◆ **WHAT TO WORK ON**
Every line of the data that contains the string "series" must be copied.

++++++

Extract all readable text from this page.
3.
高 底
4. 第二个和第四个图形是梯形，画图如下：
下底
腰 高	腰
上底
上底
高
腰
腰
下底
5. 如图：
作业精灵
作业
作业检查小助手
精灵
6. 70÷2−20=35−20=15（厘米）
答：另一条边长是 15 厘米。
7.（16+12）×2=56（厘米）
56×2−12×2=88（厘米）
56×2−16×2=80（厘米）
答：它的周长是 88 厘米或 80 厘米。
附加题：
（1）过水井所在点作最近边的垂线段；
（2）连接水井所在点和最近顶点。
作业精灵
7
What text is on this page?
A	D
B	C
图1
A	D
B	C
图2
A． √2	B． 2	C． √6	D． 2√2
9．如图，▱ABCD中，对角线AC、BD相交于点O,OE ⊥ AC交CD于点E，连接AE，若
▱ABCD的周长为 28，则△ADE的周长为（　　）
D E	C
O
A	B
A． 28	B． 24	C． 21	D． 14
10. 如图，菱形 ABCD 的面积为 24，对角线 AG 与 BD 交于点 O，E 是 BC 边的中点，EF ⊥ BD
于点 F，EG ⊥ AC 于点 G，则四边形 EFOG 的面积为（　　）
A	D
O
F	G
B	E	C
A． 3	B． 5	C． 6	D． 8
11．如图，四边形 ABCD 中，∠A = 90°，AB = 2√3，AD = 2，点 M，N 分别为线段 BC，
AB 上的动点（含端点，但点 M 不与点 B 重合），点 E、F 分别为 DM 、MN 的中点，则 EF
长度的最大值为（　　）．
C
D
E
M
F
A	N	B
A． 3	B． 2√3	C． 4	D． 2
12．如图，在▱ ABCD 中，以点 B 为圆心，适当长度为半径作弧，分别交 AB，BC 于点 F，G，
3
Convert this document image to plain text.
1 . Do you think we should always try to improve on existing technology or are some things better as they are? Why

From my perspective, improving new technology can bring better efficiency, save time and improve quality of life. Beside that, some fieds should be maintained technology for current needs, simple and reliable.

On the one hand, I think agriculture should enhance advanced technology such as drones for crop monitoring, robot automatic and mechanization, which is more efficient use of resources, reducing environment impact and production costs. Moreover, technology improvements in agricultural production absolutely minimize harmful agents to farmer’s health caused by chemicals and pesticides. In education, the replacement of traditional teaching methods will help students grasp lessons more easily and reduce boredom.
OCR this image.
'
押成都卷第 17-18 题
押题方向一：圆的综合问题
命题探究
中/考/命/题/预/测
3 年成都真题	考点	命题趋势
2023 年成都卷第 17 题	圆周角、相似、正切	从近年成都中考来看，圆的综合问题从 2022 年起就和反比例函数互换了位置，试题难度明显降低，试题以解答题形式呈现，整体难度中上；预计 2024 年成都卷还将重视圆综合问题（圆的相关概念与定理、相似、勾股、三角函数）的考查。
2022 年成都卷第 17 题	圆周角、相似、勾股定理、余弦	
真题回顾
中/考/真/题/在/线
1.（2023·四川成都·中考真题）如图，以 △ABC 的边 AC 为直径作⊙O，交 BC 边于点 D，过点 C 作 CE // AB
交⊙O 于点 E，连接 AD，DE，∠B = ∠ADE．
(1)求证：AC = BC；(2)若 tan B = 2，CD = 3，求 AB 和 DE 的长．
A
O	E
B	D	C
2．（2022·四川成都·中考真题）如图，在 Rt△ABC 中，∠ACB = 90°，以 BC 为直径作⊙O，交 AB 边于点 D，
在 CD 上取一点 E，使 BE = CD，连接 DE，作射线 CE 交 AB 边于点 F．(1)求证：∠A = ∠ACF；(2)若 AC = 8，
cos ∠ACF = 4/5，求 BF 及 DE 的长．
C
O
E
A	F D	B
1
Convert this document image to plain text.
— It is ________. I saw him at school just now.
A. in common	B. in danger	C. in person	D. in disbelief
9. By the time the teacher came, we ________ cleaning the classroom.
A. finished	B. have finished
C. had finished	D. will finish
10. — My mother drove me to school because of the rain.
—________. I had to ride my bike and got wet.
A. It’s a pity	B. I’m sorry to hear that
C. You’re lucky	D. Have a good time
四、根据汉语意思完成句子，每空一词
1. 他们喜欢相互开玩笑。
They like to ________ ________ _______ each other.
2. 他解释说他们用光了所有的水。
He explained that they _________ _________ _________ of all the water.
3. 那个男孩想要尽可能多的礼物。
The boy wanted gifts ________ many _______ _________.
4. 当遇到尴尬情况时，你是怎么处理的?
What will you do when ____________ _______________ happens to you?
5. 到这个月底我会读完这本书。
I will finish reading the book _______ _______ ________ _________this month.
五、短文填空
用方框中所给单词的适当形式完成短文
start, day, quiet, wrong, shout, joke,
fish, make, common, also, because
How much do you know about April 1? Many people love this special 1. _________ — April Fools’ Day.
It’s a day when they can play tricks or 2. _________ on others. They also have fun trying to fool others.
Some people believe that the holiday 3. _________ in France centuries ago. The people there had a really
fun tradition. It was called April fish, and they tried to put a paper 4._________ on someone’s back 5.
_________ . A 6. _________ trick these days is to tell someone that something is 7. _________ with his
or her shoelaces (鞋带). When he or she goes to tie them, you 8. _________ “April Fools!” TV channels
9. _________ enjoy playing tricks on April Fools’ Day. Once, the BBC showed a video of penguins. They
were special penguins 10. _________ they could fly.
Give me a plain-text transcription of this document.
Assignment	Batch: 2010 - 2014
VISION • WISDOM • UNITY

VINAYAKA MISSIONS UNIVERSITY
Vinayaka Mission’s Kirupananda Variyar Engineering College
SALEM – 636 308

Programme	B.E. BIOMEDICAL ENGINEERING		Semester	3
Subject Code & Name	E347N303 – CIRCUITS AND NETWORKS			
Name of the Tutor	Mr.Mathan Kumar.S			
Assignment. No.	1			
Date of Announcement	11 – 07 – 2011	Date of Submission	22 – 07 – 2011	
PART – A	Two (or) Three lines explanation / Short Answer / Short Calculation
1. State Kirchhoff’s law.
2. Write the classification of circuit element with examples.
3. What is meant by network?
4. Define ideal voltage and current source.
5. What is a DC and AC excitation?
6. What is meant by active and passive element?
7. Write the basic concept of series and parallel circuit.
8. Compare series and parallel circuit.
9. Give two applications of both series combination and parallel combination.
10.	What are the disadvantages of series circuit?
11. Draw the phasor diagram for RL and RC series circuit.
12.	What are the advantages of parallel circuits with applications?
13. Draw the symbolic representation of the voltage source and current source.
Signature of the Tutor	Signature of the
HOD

++++++

◆ **EXPECTED ANSWER**
7. Write the basic concept of series and parallel circuit.
8. Compare series and parallel circuit.
9. Give two applications of both series combination and parallel combination.
10.	What are the disadvantages of series circuit?
11. Draw the phasor diagram for RL and RC series circuit.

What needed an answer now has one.